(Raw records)
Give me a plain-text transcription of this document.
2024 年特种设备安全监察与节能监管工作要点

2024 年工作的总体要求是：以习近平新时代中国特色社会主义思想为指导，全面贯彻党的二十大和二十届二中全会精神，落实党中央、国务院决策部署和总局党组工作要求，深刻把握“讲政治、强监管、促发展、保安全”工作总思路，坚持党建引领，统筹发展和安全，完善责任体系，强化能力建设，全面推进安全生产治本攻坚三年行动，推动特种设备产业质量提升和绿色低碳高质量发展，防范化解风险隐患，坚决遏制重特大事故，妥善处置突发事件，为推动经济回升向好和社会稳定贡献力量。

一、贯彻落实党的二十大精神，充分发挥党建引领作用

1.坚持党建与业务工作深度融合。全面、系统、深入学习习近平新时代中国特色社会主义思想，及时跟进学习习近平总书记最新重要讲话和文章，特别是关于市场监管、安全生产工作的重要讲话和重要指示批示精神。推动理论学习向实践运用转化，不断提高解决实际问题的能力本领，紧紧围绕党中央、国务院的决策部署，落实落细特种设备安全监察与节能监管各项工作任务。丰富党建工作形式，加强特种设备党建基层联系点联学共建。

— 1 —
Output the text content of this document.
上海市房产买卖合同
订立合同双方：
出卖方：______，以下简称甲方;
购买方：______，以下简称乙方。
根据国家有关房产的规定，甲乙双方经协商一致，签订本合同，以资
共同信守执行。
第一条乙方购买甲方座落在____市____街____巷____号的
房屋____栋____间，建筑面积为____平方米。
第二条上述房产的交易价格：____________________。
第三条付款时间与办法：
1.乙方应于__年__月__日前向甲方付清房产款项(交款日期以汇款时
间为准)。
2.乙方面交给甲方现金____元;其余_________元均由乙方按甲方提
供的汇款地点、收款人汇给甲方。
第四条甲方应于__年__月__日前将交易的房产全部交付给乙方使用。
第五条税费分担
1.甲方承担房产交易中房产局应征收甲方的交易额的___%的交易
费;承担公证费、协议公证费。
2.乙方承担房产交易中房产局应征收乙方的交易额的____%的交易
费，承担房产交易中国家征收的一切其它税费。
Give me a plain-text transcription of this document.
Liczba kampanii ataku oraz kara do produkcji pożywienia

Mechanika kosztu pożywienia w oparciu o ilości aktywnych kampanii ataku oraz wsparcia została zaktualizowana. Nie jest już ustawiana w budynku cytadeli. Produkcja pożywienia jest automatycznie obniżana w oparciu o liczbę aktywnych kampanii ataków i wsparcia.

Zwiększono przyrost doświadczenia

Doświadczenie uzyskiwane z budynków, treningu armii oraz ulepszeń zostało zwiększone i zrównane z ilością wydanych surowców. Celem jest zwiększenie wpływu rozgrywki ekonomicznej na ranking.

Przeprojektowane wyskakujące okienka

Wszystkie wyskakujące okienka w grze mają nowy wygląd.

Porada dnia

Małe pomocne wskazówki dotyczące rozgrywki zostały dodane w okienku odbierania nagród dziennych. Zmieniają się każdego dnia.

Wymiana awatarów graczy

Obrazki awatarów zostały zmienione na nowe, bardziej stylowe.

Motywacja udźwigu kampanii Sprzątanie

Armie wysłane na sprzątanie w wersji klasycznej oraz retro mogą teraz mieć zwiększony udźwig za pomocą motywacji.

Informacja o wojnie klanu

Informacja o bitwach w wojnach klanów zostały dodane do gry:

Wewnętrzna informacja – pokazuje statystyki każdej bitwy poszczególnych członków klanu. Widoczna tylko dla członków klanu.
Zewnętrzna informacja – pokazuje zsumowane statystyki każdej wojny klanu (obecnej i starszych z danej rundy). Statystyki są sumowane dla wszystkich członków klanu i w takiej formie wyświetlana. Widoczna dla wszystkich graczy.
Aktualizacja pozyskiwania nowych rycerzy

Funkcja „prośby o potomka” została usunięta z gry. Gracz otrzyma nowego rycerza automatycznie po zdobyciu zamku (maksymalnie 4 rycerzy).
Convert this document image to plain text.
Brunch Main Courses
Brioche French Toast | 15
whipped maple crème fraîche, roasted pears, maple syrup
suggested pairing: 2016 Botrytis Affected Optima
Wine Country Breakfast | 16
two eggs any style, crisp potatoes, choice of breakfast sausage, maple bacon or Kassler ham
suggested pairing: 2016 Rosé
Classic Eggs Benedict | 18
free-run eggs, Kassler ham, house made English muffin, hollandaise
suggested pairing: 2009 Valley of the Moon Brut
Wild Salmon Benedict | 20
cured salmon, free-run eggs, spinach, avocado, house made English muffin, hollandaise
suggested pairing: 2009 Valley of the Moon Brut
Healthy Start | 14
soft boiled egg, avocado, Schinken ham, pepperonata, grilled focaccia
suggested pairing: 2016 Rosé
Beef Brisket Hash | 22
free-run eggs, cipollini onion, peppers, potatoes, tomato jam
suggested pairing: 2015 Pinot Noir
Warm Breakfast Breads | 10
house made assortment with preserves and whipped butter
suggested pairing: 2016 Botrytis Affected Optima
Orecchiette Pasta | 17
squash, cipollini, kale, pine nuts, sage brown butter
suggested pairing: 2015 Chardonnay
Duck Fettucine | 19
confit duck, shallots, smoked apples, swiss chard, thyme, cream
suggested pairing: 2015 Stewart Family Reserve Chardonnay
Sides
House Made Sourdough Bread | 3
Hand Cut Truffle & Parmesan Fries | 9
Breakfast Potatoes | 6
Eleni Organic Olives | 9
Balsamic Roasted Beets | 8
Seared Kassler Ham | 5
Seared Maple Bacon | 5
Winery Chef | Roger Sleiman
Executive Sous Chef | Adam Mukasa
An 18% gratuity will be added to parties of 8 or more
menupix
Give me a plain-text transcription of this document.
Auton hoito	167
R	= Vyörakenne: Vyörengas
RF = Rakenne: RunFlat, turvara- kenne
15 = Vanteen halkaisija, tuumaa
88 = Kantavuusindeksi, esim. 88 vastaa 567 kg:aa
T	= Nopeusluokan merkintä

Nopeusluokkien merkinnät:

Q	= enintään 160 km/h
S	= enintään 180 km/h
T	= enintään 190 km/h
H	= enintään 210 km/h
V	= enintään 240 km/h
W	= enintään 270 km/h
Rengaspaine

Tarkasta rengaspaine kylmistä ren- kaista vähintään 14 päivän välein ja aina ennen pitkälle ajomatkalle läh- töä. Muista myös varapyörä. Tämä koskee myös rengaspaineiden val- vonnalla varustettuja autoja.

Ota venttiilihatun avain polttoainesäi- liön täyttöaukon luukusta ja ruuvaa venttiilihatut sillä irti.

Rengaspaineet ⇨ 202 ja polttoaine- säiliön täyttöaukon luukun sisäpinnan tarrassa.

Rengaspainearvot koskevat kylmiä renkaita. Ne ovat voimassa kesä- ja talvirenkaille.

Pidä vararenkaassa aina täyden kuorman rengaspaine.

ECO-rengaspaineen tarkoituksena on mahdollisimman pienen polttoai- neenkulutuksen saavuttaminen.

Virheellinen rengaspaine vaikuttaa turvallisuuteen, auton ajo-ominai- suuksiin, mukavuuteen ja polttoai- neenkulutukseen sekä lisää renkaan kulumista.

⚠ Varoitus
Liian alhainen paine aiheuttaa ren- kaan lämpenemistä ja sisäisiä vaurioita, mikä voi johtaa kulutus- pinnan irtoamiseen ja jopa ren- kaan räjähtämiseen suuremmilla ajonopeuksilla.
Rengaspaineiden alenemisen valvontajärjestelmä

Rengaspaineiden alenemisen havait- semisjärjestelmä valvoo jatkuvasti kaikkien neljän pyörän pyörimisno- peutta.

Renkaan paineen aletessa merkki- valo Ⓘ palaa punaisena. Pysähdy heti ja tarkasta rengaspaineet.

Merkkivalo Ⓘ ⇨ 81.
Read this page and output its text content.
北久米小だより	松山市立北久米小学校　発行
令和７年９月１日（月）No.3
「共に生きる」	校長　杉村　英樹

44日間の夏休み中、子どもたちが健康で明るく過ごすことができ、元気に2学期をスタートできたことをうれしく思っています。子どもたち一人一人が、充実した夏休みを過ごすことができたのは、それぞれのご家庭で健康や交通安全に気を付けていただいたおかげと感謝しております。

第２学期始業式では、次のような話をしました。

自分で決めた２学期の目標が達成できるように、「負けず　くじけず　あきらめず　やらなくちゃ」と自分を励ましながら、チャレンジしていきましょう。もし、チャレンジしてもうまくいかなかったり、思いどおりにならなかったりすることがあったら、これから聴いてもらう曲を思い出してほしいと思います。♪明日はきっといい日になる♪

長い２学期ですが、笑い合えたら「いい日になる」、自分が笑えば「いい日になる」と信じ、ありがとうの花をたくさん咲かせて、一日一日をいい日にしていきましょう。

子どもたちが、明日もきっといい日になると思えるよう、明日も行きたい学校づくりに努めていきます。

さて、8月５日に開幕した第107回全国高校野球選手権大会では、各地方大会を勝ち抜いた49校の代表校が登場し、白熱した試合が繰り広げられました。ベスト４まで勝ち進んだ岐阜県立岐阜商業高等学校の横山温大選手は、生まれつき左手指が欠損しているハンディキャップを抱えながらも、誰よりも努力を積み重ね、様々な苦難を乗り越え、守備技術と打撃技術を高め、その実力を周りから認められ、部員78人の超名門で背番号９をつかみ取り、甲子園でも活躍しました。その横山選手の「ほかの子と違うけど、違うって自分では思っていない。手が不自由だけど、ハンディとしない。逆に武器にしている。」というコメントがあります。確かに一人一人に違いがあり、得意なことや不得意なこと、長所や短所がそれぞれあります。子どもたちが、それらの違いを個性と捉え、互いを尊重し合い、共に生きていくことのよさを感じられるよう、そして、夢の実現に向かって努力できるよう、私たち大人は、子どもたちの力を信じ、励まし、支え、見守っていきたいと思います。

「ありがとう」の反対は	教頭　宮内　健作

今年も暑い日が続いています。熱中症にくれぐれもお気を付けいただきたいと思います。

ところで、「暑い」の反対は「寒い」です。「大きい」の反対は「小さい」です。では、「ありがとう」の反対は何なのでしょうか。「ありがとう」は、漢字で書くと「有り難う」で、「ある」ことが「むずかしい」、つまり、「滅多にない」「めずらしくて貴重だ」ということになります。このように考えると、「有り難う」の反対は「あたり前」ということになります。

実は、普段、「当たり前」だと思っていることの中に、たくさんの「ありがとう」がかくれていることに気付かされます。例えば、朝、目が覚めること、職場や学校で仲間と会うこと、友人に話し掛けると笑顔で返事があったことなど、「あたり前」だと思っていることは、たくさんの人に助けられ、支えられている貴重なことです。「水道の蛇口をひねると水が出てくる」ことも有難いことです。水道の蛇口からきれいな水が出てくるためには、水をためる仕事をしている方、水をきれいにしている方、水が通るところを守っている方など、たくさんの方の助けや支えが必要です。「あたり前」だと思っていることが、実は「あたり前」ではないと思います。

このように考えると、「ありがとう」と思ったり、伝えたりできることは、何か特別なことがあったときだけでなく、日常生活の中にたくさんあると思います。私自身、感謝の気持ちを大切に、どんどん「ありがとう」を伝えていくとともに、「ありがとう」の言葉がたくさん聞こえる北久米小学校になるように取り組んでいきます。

**Job**
Search the entries for "free" and copy out each line that has it.

**Exercise solution**
free-run eggs, Kassler ham, house made English muffin, hollandaise
cured salmon, free-run eggs, spinach, avocado, house made English muffin, hollandaise
free-run eggs, cipollini onion, peppers, potatoes, tomato jam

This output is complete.